AIM OF THE TASK >> Search the data for the string "diagnostic" and extract every line where it appears.

[Part of a data file]
## start

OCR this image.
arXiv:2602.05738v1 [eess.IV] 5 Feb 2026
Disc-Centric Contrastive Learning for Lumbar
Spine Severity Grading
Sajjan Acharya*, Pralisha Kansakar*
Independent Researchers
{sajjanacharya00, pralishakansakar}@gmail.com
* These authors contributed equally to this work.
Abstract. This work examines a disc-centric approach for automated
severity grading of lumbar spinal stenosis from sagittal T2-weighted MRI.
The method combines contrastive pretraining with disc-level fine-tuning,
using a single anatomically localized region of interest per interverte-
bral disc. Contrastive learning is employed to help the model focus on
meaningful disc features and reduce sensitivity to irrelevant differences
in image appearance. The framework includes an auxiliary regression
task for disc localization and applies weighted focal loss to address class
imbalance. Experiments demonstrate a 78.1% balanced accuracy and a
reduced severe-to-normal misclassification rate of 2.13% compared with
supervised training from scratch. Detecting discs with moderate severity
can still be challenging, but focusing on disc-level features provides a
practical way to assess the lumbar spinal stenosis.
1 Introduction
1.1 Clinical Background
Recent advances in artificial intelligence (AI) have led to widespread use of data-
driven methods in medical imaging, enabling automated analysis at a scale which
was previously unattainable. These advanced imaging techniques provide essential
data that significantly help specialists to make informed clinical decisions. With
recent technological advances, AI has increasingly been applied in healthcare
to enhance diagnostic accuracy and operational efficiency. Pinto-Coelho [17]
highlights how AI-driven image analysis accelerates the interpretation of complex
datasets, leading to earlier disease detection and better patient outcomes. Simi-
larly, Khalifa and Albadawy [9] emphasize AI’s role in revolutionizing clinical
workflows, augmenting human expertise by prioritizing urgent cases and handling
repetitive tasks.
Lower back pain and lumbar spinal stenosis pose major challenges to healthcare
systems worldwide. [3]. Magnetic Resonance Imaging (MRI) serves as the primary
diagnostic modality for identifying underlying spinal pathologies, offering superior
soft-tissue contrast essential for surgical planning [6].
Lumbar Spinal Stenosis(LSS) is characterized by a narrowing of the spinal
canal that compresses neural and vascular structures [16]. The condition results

## end
## start

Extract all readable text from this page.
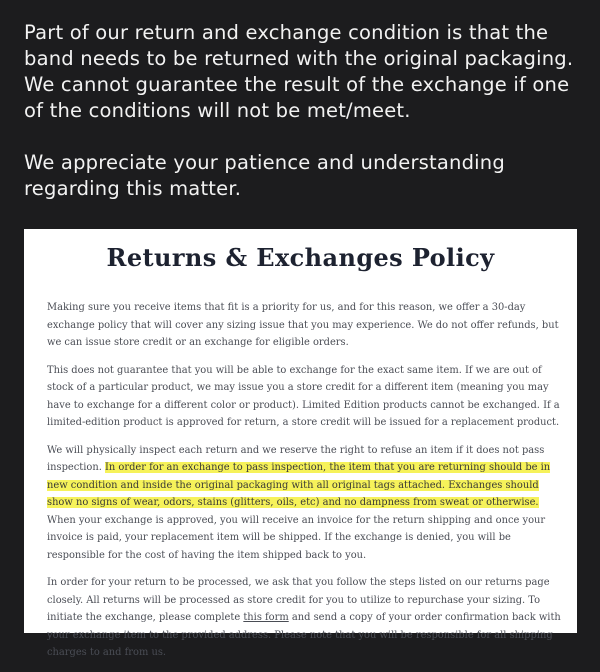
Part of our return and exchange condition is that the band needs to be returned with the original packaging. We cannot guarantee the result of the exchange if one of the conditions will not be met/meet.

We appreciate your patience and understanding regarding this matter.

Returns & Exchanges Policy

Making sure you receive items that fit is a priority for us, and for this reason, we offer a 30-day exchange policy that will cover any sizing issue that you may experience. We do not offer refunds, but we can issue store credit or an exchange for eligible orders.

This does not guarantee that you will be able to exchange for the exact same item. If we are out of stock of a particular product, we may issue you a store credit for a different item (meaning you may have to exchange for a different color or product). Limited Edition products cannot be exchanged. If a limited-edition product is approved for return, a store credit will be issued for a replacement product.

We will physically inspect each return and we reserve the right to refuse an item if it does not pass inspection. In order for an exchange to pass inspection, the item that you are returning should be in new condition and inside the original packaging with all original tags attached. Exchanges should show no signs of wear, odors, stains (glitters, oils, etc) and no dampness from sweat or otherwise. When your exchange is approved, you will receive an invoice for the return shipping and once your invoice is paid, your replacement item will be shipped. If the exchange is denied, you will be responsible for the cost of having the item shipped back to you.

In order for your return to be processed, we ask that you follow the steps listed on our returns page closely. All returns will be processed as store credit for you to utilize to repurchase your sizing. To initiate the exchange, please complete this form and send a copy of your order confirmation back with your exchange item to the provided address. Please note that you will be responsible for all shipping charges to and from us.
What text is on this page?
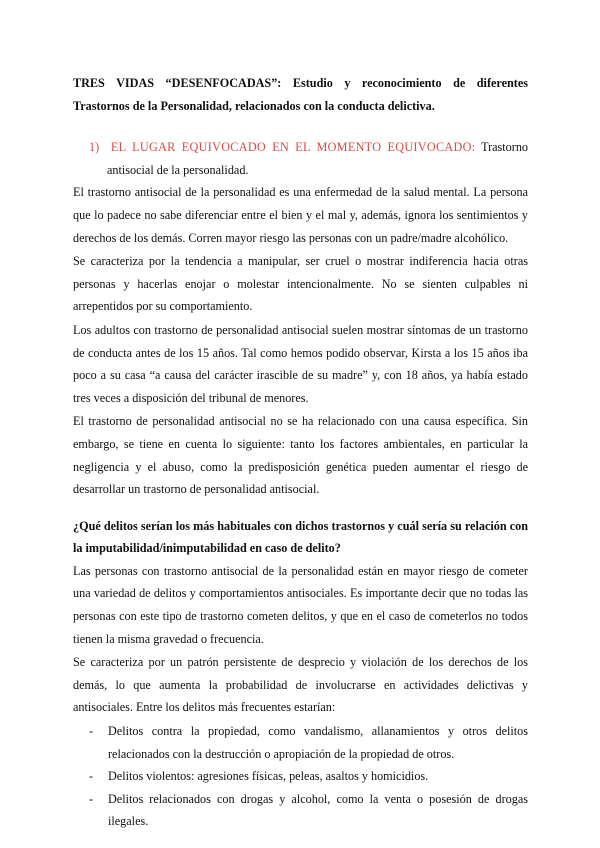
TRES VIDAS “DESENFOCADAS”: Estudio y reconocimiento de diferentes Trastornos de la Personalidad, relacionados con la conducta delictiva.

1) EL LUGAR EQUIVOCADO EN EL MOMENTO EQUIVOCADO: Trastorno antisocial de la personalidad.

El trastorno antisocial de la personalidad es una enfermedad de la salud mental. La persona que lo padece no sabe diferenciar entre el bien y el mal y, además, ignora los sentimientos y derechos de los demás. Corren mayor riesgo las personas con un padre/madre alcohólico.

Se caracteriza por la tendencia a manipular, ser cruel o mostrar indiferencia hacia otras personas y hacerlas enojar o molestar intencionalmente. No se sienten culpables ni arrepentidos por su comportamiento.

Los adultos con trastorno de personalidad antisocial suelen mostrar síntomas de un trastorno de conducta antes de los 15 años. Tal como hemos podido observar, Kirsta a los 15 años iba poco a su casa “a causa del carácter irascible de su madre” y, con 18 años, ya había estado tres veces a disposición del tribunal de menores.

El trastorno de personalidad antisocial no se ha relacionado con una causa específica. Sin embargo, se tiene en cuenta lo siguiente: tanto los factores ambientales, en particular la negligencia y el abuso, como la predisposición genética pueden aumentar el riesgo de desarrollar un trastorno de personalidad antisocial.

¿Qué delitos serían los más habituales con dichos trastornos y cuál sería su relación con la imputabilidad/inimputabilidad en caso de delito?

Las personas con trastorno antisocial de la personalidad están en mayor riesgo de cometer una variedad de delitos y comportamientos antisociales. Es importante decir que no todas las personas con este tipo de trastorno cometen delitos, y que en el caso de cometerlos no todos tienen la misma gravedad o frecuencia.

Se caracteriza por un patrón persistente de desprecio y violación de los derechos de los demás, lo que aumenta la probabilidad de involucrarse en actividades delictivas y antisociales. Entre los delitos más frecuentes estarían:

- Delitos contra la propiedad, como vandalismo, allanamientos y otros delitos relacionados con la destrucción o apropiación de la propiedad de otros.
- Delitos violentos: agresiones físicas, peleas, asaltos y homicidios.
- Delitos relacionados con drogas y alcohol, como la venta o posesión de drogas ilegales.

## end

FULL SOLUTION >>
to enhance diagnostic accuracy and operational efficiency. Pinto-Coelho [17]
diagnostic modality for identifying underlying spinal pathologies, offering superior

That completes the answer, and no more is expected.